[Figure data in JSON]
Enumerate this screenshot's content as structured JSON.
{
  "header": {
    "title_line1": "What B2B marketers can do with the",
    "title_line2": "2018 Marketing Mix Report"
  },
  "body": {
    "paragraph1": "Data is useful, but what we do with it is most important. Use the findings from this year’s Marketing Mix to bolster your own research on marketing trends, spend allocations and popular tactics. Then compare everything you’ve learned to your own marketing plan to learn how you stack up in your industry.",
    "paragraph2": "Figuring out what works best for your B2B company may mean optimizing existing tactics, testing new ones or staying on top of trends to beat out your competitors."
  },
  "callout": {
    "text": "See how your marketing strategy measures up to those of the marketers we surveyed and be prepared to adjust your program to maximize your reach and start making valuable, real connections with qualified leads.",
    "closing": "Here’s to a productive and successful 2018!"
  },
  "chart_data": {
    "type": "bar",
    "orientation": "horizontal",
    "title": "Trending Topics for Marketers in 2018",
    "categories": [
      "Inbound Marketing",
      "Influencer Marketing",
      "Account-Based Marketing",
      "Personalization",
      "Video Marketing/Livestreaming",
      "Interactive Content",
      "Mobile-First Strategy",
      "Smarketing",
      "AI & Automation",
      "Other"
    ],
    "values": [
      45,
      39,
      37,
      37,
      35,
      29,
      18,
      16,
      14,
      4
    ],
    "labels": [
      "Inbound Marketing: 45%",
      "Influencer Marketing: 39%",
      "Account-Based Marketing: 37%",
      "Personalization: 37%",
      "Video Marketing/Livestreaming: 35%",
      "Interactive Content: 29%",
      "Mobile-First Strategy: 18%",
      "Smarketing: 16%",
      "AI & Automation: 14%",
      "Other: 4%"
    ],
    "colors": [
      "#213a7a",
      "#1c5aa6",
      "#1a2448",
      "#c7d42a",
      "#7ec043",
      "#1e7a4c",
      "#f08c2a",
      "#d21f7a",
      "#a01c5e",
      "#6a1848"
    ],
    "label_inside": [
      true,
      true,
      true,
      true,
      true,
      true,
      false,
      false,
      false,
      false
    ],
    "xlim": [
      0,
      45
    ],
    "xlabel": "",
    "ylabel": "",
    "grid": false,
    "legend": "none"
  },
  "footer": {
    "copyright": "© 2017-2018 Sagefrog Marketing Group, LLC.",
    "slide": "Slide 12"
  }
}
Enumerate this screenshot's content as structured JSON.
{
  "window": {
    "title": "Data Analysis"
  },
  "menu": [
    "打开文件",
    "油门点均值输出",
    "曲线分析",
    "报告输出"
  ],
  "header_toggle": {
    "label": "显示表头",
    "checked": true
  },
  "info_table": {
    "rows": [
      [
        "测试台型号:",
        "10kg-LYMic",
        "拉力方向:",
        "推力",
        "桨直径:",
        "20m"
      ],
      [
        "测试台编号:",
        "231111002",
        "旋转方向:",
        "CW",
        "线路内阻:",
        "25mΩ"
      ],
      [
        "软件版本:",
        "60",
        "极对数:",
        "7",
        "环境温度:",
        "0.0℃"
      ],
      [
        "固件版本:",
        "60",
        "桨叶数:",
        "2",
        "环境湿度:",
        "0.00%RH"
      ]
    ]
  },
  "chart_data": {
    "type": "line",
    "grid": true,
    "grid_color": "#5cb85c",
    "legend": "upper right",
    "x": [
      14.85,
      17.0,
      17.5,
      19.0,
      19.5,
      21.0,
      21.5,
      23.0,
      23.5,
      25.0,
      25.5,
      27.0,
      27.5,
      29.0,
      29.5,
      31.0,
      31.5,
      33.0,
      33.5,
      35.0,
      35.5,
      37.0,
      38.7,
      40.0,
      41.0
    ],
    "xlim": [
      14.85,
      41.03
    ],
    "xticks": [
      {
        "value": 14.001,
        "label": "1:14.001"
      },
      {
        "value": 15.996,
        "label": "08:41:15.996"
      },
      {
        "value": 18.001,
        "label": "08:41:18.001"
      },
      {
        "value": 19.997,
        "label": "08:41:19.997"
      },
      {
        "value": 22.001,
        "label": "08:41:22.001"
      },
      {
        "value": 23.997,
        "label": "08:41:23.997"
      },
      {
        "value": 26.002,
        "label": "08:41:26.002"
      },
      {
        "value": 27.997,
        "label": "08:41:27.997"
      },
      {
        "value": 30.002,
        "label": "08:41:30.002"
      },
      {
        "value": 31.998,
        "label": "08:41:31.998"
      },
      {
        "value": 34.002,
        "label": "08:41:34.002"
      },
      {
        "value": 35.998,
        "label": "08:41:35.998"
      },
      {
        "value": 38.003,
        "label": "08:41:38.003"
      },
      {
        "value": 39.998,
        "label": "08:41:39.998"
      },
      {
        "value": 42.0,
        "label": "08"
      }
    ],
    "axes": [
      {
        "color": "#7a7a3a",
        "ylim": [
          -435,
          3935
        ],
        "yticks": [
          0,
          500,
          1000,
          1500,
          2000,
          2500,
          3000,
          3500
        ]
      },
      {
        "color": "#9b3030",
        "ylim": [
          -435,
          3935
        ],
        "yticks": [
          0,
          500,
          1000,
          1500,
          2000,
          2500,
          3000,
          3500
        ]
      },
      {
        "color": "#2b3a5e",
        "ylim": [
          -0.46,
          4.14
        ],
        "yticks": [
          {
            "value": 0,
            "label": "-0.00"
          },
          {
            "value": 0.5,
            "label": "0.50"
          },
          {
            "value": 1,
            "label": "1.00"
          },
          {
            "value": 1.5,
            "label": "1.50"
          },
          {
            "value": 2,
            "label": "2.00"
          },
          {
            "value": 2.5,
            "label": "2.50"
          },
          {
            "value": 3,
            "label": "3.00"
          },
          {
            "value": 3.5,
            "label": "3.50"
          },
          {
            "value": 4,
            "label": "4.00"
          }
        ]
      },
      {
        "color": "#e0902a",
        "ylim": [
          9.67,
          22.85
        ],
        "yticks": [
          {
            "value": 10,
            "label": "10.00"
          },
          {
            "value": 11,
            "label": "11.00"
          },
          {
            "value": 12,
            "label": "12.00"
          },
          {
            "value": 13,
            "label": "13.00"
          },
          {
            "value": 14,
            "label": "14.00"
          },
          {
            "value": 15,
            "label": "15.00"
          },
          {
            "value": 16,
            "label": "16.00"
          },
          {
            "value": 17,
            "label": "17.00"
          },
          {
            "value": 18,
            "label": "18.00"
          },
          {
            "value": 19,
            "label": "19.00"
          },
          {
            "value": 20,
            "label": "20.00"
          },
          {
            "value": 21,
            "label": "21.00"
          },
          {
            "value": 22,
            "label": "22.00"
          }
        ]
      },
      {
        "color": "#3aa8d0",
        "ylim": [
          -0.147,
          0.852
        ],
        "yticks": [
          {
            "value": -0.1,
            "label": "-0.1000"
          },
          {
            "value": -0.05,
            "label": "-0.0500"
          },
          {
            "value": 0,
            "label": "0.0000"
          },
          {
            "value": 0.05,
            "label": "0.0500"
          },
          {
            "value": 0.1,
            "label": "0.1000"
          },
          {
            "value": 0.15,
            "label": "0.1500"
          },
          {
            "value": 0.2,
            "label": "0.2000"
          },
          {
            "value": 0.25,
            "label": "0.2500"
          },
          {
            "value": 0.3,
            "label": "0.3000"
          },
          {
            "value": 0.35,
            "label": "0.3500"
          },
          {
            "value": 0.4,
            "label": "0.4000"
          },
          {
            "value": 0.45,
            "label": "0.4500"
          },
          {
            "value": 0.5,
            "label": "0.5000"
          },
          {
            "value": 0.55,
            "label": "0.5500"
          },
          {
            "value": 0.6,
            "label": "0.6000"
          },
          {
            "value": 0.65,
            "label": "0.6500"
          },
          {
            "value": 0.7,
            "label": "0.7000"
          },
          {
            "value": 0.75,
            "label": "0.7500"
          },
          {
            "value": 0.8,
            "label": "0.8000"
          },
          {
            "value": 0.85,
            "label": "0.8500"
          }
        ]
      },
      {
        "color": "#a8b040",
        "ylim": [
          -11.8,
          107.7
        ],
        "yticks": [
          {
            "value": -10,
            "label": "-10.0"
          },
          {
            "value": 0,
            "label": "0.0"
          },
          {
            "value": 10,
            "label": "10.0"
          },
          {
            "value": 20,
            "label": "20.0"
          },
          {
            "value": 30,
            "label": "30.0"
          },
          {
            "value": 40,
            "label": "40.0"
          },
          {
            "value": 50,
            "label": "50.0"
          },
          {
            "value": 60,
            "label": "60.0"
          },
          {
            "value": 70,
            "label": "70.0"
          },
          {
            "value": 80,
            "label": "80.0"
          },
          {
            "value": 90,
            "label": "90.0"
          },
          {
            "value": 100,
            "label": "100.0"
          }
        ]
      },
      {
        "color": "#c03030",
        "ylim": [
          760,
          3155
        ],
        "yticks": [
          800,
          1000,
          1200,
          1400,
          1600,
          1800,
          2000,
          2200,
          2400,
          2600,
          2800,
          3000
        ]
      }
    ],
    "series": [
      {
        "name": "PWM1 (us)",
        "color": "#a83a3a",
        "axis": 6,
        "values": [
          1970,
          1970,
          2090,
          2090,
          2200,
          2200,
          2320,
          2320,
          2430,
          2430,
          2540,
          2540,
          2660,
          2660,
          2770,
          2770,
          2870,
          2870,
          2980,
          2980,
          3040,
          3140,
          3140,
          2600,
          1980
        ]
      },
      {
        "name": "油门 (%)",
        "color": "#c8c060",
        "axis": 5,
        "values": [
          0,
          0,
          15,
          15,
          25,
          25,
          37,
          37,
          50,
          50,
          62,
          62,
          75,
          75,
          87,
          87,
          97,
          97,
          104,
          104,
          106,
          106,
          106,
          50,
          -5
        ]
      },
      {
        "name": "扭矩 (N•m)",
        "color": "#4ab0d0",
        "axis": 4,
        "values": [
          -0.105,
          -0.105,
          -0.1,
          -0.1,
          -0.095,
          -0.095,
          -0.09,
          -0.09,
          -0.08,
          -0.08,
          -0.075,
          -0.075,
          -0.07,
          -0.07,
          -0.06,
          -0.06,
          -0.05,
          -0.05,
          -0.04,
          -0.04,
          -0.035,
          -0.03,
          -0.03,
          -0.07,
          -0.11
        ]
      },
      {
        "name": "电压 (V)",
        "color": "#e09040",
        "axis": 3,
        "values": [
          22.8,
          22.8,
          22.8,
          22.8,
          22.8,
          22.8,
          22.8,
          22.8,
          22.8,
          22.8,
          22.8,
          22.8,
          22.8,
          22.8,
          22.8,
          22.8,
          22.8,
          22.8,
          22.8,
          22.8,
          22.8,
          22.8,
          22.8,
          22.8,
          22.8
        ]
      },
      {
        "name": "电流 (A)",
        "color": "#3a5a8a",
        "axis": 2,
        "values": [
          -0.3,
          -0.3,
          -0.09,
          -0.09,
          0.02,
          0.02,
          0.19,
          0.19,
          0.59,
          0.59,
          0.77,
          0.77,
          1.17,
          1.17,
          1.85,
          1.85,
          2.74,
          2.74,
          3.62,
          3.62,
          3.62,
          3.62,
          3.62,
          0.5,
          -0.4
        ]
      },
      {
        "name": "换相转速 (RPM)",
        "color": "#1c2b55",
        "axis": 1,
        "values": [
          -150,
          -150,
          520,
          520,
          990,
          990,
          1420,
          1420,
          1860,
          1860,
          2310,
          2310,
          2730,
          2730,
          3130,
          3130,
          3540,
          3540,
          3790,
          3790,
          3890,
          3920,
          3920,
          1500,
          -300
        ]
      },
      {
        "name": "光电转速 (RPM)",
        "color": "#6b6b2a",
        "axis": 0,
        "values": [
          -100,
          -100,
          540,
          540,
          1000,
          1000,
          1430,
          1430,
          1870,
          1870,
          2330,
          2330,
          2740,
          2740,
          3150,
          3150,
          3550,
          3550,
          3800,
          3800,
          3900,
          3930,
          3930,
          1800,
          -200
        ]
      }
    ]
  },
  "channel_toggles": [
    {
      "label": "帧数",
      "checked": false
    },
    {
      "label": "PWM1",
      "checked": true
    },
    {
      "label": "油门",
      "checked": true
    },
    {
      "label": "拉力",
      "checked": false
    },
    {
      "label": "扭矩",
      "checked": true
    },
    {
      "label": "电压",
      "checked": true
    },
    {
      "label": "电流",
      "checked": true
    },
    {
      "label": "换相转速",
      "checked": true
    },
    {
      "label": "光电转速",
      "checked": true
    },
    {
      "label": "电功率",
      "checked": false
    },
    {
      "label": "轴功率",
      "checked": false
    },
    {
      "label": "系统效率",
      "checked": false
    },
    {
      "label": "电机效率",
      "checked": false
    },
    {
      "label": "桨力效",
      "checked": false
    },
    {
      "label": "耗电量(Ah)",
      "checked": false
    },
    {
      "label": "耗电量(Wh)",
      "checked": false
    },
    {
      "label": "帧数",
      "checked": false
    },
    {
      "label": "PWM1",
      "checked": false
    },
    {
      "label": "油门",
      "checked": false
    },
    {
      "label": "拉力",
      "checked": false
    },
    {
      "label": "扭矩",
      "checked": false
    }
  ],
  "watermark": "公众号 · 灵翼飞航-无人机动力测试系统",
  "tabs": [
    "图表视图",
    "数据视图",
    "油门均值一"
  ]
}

[What this task involves]:
Using the data above, copy each line that contains "name".

[Task answer]:
        "name": "PWM1 (us)",
        "name": "油门 (%)",
        "name": "扭矩 (N•m)",
        "name": "电压 (V)",
        "name": "电流 (A)",
        "name": "换相转速 (RPM)",
        "name": "光电转速 (RPM)",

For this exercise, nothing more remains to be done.